Retype all of the entries word for word.
— Begin LISTED ENTRIES —
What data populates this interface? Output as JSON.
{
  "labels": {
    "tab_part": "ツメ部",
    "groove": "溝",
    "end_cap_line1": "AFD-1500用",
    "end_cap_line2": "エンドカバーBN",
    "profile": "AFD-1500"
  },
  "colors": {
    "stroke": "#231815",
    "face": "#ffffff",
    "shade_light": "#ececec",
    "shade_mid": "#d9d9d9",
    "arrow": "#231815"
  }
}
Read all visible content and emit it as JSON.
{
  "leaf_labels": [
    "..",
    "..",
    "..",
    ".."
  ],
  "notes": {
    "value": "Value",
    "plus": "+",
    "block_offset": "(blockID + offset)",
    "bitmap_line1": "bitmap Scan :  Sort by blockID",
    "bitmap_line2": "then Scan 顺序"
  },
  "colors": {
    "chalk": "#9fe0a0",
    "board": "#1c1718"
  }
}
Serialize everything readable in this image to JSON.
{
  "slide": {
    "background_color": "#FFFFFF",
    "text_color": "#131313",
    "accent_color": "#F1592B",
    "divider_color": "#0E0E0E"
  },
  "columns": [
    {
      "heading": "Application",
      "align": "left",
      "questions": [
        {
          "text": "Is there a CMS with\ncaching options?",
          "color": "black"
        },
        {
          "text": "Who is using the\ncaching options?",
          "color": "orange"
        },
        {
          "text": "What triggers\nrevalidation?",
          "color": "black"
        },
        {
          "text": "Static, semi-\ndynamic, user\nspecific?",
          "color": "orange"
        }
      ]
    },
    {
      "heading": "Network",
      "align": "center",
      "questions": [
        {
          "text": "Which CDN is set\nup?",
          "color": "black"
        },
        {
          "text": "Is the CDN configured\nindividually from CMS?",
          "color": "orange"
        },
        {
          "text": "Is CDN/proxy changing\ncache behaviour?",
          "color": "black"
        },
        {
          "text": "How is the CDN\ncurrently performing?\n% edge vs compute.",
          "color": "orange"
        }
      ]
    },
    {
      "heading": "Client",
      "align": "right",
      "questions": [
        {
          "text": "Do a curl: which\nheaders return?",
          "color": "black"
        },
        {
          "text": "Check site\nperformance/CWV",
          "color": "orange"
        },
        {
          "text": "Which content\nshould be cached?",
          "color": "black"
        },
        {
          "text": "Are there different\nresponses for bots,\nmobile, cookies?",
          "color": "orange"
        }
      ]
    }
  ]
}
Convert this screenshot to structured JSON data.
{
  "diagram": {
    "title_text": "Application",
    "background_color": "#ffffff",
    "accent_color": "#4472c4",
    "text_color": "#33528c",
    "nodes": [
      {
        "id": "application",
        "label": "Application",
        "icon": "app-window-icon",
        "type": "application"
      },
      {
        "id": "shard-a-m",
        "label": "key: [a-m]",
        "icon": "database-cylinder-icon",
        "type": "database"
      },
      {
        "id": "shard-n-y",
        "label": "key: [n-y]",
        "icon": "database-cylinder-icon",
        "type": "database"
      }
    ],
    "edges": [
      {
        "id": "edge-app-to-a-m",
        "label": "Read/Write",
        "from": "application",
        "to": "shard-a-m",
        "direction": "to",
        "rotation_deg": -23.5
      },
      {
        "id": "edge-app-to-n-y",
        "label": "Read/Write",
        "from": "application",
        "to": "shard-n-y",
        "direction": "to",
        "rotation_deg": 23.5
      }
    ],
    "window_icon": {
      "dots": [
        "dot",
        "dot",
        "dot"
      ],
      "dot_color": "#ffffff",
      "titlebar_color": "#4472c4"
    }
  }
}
— End LISTED ENTRIES —
*PROBLEM SOLUTION:*
What data populates this interface? Output as JSON.
{
  "labels": {
    "tab_part": "ツメ部",
    "groove": "溝",
    "end_cap_line1": "AFD-1500用",
    "end_cap_line2": "エンドカバーBN",
    "profile": "AFD-1500"
  },
  "colors": {
    "stroke": "#231815",
    "face": "#ffffff",
    "shade_light": "#ececec",
    "shade_mid": "#d9d9d9",
    "arrow": "#231815"
  }
}
Read all visible content and emit it as JSON.
{
  "leaf_labels": [
    "..",
    "..",
    "..",
    ".."
  ],
  "notes": {
    "value": "Value",
    "plus": "+",
    "block_offset": "(blockID + offset)",
    "bitmap_line1": "bitmap Scan :  Sort by blockID",
    "bitmap_line2": "then Scan 顺序"
  },
  "colors": {
    "chalk": "#9fe0a0",
    "board": "#1c1718"
  }
}
Serialize everything readable in this image to JSON.
{
  "slide": {
    "background_color": "#FFFFFF",
    "text_color": "#131313",
    "accent_color": "#F1592B",
    "divider_color": "#0E0E0E"
  },
  "columns": [
    {
      "heading": "Application",
      "align": "left",
      "questions": [
        {
          "text": "Is there a CMS with\ncaching options?",
          "color": "black"
        },
        {
          "text": "Who is using the\ncaching options?",
          "color": "orange"
        },
        {
          "text": "What triggers\nrevalidation?",
          "color": "black"
        },
        {
          "text": "Static, semi-\ndynamic, user\nspecific?",
          "color": "orange"
        }
      ]
    },
    {
      "heading": "Network",
      "align": "center",
      "questions": [
        {
          "text": "Which CDN is set\nup?",
          "color": "black"
        },
        {
          "text": "Is the CDN configured\nindividually from CMS?",
          "color": "orange"
        },
        {
          "text": "Is CDN/proxy changing\ncache behaviour?",
          "color": "black"
        },
        {
          "text": "How is the CDN\ncurrently performing?\n% edge vs compute.",
          "color": "orange"
        }
      ]
    },
    {
      "heading": "Client",
      "align": "right",
      "questions": [
        {
          "text": "Do a curl: which\nheaders return?",
          "color": "black"
        },
        {
          "text": "Check site\nperformance/CWV",
          "color": "orange"
        },
        {
          "text": "Which content\nshould be cached?",
          "color": "black"
        },
        {
          "text": "Are there different\nresponses for bots,\nmobile, cookies?",
          "color": "orange"
        }
      ]
    }
  ]
}
Convert this screenshot to structured JSON data.
{
  "diagram": {
    "title_text": "Application",
    "background_color": "#ffffff",
    "accent_color": "#4472c4",
    "text_color": "#33528c",
    "nodes": [
      {
        "id": "application",
        "label": "Application",
        "icon": "app-window-icon",
        "type": "application"
      },
      {
        "id": "shard-a-m",
        "label": "key: [a-m]",
        "icon": "database-cylinder-icon",
        "type": "database"
      },
      {
        "id": "shard-n-y",
        "label": "key: [n-y]",
        "icon": "database-cylinder-icon",
        "type": "database"
      }
    ],
    "edges": [
      {
        "id": "edge-app-to-a-m",
        "label": "Read/Write",
        "from": "application",
        "to": "shard-a-m",
        "direction": "to",
        "rotation_deg": -23.5
      },
      {
        "id": "edge-app-to-n-y",
        "label": "Read/Write",
        "from": "application",
        "to": "shard-n-y",
        "direction": "to",
        "rotation_deg": 23.5
      }
    ],
    "window_icon": {
      "dots": [
        "dot",
        "dot",
        "dot"
      ],
      "dot_color": "#ffffff",
      "titlebar_color": "#4472c4"
    }
  }
}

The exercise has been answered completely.